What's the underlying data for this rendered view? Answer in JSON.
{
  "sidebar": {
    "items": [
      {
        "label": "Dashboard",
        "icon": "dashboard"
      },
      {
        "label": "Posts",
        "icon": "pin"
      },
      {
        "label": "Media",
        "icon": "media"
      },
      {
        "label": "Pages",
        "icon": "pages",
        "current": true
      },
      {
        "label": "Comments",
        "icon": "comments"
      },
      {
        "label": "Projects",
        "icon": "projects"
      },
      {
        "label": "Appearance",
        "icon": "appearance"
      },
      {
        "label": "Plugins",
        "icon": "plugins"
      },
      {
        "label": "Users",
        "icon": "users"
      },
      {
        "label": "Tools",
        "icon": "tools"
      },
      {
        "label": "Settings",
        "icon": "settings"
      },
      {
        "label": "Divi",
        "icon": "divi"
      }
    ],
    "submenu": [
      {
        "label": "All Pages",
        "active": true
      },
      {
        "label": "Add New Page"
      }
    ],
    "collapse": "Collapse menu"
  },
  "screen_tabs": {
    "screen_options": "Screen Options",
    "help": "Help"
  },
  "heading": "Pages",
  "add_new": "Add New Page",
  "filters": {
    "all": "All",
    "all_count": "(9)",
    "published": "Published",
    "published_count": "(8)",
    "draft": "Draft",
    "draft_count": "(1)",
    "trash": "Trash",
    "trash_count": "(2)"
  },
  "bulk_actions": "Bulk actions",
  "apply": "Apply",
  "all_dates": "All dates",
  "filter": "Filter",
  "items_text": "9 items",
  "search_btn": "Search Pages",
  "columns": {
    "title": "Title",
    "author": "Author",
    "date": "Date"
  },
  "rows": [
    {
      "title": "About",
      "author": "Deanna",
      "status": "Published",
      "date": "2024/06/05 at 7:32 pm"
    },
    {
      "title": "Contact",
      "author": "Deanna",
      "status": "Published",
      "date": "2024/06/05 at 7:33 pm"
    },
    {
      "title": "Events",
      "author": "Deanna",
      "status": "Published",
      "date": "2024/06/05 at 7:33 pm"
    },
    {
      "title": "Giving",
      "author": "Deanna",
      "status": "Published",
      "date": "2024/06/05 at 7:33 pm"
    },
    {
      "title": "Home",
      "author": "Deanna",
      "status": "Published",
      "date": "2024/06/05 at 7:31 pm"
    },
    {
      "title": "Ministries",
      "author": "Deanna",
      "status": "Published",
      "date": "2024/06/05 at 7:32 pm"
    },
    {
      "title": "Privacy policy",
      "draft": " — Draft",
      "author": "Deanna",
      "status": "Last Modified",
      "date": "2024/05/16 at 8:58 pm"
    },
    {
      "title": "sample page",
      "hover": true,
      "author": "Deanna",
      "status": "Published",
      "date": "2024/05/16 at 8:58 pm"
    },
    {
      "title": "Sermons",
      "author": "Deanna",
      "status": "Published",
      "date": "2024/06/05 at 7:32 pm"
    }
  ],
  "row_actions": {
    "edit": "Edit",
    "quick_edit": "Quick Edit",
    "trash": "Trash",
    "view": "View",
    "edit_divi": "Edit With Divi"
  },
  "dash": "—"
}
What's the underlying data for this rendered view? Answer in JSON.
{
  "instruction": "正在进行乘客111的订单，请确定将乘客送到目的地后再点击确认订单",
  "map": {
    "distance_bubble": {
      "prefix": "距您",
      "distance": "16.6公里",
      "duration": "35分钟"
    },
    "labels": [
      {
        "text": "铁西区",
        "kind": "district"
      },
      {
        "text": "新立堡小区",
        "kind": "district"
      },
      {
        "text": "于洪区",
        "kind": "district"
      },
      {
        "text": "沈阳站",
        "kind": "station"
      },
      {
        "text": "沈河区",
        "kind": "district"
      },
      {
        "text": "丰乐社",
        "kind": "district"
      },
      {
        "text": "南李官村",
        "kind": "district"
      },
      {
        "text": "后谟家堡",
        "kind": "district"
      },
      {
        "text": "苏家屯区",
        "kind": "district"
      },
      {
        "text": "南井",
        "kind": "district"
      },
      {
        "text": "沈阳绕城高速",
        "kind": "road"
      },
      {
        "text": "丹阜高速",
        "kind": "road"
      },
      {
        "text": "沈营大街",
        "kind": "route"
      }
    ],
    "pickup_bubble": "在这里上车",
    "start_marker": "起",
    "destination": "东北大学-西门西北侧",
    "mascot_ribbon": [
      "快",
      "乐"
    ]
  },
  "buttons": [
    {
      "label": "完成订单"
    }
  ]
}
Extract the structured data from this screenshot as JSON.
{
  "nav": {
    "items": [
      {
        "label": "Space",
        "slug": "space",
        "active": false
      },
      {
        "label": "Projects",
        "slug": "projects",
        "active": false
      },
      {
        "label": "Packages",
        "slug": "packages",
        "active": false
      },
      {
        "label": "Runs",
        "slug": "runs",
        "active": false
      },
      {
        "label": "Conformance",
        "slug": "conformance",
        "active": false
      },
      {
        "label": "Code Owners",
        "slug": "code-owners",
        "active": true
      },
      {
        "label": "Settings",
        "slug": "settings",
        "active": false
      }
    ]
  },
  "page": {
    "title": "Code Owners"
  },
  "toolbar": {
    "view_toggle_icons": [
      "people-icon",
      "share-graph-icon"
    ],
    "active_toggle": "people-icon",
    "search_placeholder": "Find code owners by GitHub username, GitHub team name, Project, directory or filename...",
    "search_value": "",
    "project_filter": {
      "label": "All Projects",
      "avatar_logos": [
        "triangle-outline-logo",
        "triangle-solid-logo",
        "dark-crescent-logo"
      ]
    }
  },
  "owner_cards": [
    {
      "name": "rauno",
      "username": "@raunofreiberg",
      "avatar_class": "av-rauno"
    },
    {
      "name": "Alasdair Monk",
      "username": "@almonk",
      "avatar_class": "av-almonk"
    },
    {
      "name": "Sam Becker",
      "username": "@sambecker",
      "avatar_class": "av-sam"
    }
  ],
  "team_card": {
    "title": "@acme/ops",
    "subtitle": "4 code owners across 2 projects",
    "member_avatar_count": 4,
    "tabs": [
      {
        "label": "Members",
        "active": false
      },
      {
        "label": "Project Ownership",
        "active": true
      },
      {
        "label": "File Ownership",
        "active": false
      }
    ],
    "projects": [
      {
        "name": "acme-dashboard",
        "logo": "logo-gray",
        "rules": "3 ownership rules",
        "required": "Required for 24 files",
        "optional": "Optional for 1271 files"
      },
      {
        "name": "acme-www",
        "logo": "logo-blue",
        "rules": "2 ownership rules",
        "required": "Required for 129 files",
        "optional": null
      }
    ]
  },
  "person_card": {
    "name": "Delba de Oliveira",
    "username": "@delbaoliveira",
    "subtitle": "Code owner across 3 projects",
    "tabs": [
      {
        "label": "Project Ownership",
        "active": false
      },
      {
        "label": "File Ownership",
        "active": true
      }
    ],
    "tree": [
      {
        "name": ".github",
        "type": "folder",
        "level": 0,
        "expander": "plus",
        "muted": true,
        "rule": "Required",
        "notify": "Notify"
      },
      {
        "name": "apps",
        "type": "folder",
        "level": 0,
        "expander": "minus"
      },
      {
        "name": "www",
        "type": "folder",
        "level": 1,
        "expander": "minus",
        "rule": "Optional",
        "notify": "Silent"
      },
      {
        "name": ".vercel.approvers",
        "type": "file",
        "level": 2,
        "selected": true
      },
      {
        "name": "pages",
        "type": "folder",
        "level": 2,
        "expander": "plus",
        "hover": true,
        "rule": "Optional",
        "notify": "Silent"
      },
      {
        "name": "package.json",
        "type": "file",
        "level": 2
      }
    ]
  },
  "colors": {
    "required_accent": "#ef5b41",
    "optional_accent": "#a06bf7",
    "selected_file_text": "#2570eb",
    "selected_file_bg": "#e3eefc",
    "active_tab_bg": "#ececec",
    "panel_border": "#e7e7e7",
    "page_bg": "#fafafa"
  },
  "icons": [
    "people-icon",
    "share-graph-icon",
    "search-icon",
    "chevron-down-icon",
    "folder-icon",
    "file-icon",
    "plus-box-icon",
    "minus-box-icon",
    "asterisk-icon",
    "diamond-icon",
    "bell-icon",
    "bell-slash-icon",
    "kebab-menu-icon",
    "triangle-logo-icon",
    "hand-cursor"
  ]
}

*The problem*
Which lines include the word "acme"? List them all.

*Result for this task*
    "title": "@acme/ops",
        "name": "acme-dashboard",
        "name": "acme-www",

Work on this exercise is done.